> [Task details]: Type out all the records word for word. Any pictures are to be left out.

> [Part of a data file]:
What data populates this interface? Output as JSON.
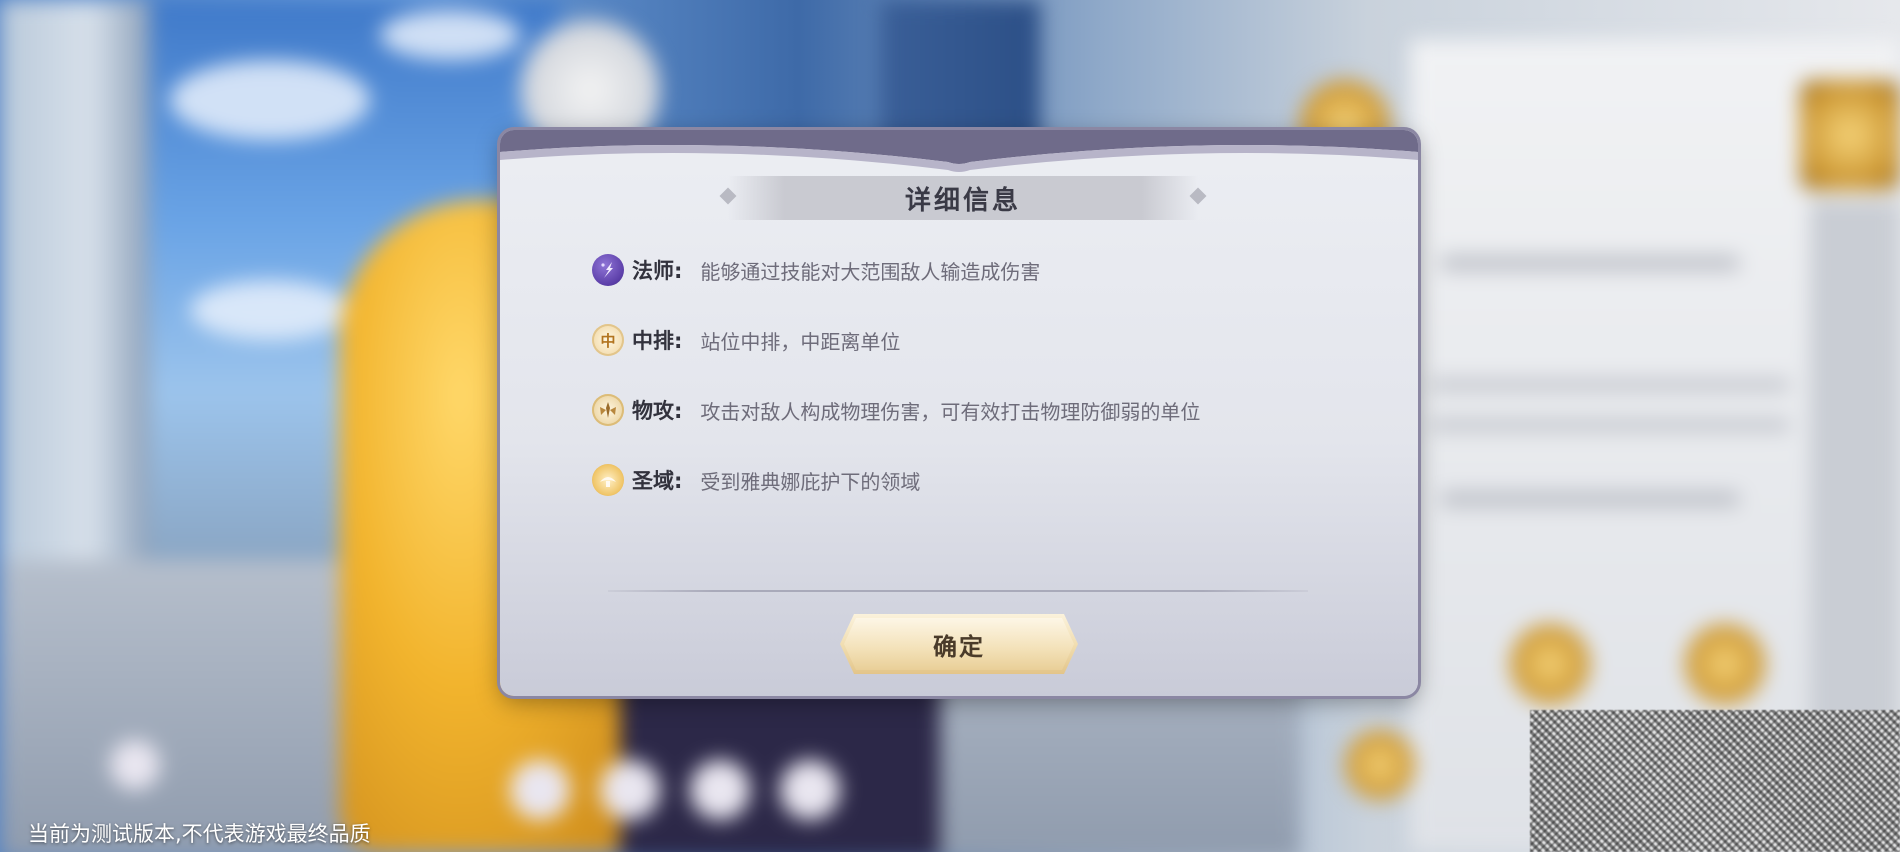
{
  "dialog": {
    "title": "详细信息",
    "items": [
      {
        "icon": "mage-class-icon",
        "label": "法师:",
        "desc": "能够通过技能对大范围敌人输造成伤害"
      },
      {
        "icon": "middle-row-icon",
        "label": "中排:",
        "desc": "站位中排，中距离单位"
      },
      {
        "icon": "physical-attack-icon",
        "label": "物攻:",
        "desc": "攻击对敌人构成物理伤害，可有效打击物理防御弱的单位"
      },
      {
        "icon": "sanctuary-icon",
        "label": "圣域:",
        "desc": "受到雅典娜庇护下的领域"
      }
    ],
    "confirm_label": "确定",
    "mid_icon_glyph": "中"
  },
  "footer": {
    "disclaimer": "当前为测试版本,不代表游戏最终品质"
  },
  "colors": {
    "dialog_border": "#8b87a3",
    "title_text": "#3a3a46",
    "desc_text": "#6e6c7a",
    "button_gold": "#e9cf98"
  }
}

> [The reply]:
What data populates this interface? Output as JSON.
{
  "dialog": {
    "title": "详细信息",
    "items": [
      {
        "icon": "mage-class-icon",
        "label": "法师:",
        "desc": "能够通过技能对大范围敌人输造成伤害"
      },
      {
        "icon": "middle-row-icon",
        "label": "中排:",
        "desc": "站位中排，中距离单位"
      },
      {
        "icon": "physical-attack-icon",
        "label": "物攻:",
        "desc": "攻击对敌人构成物理伤害，可有效打击物理防御弱的单位"
      },
      {
        "icon": "sanctuary-icon",
        "label": "圣域:",
        "desc": "受到雅典娜庇护下的领域"
      }
    ],
    "confirm_label": "确定",
    "mid_icon_glyph": "中"
  },
  "footer": {
    "disclaimer": "当前为测试版本,不代表游戏最终品质"
  },
  "colors": {
    "dialog_border": "#8b87a3",
    "title_text": "#3a3a46",
    "desc_text": "#6e6c7a",
    "button_gold": "#e9cf98"
  }
}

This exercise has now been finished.